§ Set exercise
Below is a listing. Gather each line of it that contains "General".

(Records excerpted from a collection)
------------------------------------------------
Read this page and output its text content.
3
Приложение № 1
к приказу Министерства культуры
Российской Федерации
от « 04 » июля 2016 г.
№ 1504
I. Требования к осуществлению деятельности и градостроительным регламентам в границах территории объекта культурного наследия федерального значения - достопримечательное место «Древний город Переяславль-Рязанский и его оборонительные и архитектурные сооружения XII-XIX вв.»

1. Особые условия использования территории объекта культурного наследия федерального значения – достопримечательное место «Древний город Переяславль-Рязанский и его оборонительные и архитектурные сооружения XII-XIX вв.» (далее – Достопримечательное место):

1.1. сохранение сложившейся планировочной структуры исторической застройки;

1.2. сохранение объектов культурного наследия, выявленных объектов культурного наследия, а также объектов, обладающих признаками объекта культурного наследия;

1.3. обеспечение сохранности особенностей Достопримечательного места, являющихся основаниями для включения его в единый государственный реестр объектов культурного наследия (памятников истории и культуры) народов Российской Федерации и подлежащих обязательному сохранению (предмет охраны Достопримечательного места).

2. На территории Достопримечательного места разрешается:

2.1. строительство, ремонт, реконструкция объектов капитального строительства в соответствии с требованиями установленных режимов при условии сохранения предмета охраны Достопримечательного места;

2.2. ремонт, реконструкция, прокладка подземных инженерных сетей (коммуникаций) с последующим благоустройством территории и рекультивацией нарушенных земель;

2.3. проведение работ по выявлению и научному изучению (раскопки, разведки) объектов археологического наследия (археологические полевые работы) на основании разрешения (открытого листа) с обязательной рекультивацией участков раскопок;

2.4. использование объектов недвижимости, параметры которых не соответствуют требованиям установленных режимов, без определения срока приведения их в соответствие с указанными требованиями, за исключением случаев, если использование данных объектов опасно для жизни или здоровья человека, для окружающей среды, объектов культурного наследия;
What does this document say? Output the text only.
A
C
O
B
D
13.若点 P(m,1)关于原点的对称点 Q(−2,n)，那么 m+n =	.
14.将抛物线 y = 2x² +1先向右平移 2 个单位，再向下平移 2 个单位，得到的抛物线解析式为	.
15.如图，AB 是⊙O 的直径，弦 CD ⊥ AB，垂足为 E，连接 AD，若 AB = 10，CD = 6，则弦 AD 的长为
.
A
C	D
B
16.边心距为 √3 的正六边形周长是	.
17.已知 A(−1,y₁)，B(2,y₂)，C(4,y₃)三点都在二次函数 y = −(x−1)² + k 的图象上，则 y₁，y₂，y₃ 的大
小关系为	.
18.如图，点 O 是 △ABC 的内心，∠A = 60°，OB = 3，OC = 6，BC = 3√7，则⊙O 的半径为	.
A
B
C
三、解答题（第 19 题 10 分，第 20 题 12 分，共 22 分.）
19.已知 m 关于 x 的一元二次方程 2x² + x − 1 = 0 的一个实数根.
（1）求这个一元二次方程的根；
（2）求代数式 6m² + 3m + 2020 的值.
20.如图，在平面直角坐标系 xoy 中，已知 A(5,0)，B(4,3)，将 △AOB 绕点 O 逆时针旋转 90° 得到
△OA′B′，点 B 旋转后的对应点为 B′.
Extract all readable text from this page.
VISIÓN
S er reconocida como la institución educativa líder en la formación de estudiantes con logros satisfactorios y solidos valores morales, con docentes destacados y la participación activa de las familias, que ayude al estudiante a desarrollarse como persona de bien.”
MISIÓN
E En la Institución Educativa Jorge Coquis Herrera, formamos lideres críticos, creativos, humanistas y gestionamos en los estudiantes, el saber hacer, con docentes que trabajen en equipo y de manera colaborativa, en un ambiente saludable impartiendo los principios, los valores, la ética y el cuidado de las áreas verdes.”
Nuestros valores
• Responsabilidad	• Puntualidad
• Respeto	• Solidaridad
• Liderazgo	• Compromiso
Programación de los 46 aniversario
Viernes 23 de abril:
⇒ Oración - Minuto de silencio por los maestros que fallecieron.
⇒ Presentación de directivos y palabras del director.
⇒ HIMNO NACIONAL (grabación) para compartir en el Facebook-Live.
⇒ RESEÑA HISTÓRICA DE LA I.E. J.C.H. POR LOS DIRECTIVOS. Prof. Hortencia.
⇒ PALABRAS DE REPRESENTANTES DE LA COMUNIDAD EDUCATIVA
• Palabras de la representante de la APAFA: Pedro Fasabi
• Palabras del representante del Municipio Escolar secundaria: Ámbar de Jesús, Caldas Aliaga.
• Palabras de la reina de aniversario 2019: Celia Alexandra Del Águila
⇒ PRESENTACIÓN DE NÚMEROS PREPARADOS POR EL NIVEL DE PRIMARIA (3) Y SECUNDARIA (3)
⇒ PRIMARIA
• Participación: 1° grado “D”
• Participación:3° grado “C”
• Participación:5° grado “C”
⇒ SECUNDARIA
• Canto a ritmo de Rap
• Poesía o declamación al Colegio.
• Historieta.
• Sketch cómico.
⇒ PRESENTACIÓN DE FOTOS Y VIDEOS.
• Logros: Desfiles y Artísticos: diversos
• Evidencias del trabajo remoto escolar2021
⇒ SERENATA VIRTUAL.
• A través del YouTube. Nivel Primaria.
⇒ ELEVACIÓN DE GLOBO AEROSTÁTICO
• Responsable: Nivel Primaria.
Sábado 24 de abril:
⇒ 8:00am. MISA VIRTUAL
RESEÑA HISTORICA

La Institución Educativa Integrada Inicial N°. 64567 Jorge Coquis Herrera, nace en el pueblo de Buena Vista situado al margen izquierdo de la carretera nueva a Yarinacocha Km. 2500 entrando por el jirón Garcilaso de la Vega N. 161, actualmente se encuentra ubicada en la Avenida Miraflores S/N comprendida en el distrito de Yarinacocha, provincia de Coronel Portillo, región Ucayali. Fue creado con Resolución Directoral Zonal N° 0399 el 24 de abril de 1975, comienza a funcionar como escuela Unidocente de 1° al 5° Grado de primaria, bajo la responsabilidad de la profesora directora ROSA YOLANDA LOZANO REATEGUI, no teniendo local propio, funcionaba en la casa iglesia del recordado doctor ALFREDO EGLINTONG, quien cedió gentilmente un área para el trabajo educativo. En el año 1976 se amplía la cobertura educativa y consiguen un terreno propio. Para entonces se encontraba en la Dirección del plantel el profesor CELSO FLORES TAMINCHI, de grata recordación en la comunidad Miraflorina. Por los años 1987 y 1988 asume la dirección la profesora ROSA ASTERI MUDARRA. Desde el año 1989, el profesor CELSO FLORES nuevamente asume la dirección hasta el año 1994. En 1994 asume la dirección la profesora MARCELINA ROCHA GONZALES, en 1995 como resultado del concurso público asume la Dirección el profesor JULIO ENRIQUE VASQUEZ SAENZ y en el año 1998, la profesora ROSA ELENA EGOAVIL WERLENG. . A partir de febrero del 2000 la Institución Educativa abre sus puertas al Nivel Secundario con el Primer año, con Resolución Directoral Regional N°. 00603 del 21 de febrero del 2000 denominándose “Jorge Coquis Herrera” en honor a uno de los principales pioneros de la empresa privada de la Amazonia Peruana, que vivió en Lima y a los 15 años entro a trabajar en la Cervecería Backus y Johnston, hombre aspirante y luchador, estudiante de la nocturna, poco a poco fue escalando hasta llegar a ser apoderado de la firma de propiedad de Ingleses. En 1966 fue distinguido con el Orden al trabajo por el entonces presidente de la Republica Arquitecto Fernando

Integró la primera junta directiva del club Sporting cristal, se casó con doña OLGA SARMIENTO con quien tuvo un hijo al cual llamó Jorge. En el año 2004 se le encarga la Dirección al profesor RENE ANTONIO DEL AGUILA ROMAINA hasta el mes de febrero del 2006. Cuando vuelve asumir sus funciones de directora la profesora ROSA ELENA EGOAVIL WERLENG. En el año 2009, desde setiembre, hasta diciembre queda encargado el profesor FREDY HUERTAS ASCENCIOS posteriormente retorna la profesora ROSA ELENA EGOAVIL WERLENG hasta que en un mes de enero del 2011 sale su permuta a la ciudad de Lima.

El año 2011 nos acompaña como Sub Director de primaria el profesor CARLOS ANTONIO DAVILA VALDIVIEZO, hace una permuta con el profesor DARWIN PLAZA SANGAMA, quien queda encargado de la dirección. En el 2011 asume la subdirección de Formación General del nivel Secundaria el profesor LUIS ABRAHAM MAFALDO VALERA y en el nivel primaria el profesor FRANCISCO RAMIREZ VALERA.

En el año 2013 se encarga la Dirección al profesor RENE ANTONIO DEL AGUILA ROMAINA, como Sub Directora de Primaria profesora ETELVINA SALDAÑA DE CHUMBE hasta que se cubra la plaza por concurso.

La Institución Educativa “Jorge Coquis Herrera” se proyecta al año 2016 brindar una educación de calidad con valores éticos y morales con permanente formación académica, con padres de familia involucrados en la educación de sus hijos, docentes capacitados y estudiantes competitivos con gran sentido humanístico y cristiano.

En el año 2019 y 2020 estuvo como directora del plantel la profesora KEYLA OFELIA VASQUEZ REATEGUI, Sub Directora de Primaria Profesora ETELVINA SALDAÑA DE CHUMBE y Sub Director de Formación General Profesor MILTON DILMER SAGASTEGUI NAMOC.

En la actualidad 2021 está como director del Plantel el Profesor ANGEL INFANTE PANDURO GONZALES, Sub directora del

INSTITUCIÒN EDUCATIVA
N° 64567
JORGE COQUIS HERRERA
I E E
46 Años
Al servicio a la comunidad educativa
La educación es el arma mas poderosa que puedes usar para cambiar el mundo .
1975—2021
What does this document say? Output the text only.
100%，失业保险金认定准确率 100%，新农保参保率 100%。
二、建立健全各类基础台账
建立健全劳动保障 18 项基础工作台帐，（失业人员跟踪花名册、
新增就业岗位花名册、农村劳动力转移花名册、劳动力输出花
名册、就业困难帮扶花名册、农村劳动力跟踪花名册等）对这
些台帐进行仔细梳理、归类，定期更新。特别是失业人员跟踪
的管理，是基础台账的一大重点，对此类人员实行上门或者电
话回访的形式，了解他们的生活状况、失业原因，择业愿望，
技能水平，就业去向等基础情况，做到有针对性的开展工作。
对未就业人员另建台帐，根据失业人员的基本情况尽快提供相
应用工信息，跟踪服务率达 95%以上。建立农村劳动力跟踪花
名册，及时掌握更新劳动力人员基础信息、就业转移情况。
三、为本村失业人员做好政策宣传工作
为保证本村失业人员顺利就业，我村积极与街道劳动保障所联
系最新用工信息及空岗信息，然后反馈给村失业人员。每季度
------------------------------------------------
§ Task solution
El año 2011 nos acompaña como Sub Director de primaria el profesor CARLOS ANTONIO DAVILA VALDIVIEZO, hace una permuta con el profesor DARWIN PLAZA SANGAMA, quien queda encargado de la dirección. En el 2011 asume la subdirección de Formación General del nivel Secundaria el profesor LUIS ABRAHAM MAFALDO VALERA y en el nivel primaria el profesor FRANCISCO RAMIREZ VALERA.
En el año 2019 y 2020 estuvo como directora del plantel la profesora KEYLA OFELIA VASQUEZ REATEGUI, Sub Directora de Primaria Profesora ETELVINA SALDAÑA DE CHUMBE y Sub Director de Formación General Profesor MILTON DILMER SAGASTEGUI NAMOC.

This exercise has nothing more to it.